Layout element entries:
------------

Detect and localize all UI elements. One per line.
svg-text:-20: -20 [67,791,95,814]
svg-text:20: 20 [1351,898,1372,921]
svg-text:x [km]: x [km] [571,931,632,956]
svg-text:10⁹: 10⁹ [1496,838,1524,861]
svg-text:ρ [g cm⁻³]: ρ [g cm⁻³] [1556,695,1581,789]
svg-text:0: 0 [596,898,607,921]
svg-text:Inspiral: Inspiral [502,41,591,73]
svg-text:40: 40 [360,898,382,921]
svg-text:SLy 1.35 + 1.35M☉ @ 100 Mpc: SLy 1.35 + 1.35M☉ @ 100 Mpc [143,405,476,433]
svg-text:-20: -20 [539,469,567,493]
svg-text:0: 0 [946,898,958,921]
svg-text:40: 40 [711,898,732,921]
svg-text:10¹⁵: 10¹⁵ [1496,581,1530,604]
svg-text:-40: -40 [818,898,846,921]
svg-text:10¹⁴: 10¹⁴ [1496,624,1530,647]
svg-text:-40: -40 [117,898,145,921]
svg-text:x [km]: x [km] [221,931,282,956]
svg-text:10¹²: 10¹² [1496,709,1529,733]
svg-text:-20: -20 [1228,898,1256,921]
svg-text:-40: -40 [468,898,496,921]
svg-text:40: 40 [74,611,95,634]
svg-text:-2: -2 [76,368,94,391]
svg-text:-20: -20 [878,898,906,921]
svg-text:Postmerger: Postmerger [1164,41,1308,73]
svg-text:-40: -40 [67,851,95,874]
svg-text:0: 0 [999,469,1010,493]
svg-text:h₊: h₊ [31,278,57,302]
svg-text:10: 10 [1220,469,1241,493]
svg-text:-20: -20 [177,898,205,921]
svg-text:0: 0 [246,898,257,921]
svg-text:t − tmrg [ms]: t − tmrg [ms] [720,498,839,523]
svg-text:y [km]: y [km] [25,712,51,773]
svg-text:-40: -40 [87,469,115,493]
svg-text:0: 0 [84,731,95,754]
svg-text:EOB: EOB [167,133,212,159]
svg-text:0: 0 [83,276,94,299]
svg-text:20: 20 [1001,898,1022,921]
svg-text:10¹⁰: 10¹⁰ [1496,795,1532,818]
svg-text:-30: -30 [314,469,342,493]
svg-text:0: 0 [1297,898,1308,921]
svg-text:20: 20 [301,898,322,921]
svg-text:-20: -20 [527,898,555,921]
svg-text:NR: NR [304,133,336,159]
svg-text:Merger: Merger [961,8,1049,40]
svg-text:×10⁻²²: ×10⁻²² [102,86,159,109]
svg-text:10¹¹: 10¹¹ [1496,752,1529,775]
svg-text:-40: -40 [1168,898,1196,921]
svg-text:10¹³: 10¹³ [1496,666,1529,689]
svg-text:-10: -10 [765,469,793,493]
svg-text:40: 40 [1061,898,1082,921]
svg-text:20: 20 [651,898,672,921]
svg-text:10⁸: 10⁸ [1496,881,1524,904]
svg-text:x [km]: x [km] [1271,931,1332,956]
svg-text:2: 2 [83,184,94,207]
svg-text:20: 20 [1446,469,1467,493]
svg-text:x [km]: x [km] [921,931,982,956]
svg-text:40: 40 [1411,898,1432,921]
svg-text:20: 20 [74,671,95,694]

------------

Please rewrite the records above as a numbered list, leaving out any blank lines.

__Solution to this exercise__:
1. Detect and localize all UI elements. One per line.
2. svg-text:-20: -20 [67,791,95,814]
3. svg-text:20: 20 [1351,898,1372,921]
4. svg-text:x [km]: x [km] [571,931,632,956]
5. svg-text:10⁹: 10⁹ [1496,838,1524,861]
6. svg-text:ρ [g cm⁻³]: ρ [g cm⁻³] [1556,695,1581,789]
7. svg-text:0: 0 [596,898,607,921]
8. svg-text:Inspiral: Inspiral [502,41,591,73]
9. svg-text:40: 40 [360,898,382,921]
10. svg-text:SLy 1.35 + 1.35M☉ @ 100 Mpc: SLy 1.35 + 1.35M☉ @ 100 Mpc [143,405,476,433]
11. svg-text:-20: -20 [539,469,567,493]
12. svg-text:0: 0 [946,898,958,921]
13. svg-text:40: 40 [711,898,732,921]
14. svg-text:10¹⁵: 10¹⁵ [1496,581,1530,604]
15. svg-text:-40: -40 [818,898,846,921]
16. svg-text:10¹⁴: 10¹⁴ [1496,624,1530,647]
17. svg-text:-40: -40 [117,898,145,921]
18. svg-text:x [km]: x [km] [221,931,282,956]
19. svg-text:10¹²: 10¹² [1496,709,1529,733]
20. svg-text:-20: -20 [1228,898,1256,921]
21. svg-text:-40: -40 [468,898,496,921]
22. svg-text:40: 40 [74,611,95,634]
23. svg-text:-2: -2 [76,368,94,391]
24. svg-text:-20: -20 [878,898,906,921]
25. svg-text:Postmerger: Postmerger [1164,41,1308,73]
26. svg-text:-40: -40 [67,851,95,874]
27. svg-text:0: 0 [999,469,1010,493]
28. svg-text:h₊: h₊ [31,278,57,302]
29. svg-text:10: 10 [1220,469,1241,493]
30. svg-text:-20: -20 [177,898,205,921]
31. svg-text:0: 0 [246,898,257,921]
32. svg-text:t − tmrg [ms]: t − tmrg [ms] [720,498,839,523]
33. svg-text:y [km]: y [km] [25,712,51,773]
34. svg-text:-40: -40 [87,469,115,493]
35. svg-text:0: 0 [84,731,95,754]
36. svg-text:EOB: EOB [167,133,212,159]
37. svg-text:0: 0 [83,276,94,299]
38. svg-text:20: 20 [1001,898,1022,921]
39. svg-text:10¹⁰: 10¹⁰ [1496,795,1532,818]
40. svg-text:-30: -30 [314,469,342,493]
41. svg-text:0: 0 [1297,898,1308,921]
42. svg-text:20: 20 [301,898,322,921]
43. svg-text:-20: -20 [527,898,555,921]
44. svg-text:NR: NR [304,133,336,159]
45. svg-text:Merger: Merger [961,8,1049,40]
46. svg-text:×10⁻²²: ×10⁻²² [102,86,159,109]
47. svg-text:10¹¹: 10¹¹ [1496,752,1529,775]
48. svg-text:-40: -40 [1168,898,1196,921]
49. svg-text:10¹³: 10¹³ [1496,666,1529,689]
50. svg-text:-10: -10 [765,469,793,493]
51. svg-text:40: 40 [1061,898,1082,921]
52. svg-text:20: 20 [651,898,672,921]
53. svg-text:10⁸: 10⁸ [1496,881,1524,904]
54. svg-text:x [km]: x [km] [1271,931,1332,956]
55. svg-text:2: 2 [83,184,94,207]
56. svg-text:20: 20 [1446,469,1467,493]
57. svg-text:x [km]: x [km] [921,931,982,956]
58. svg-text:40: 40 [1411,898,1432,921]
59. svg-text:20: 20 [74,671,95,694]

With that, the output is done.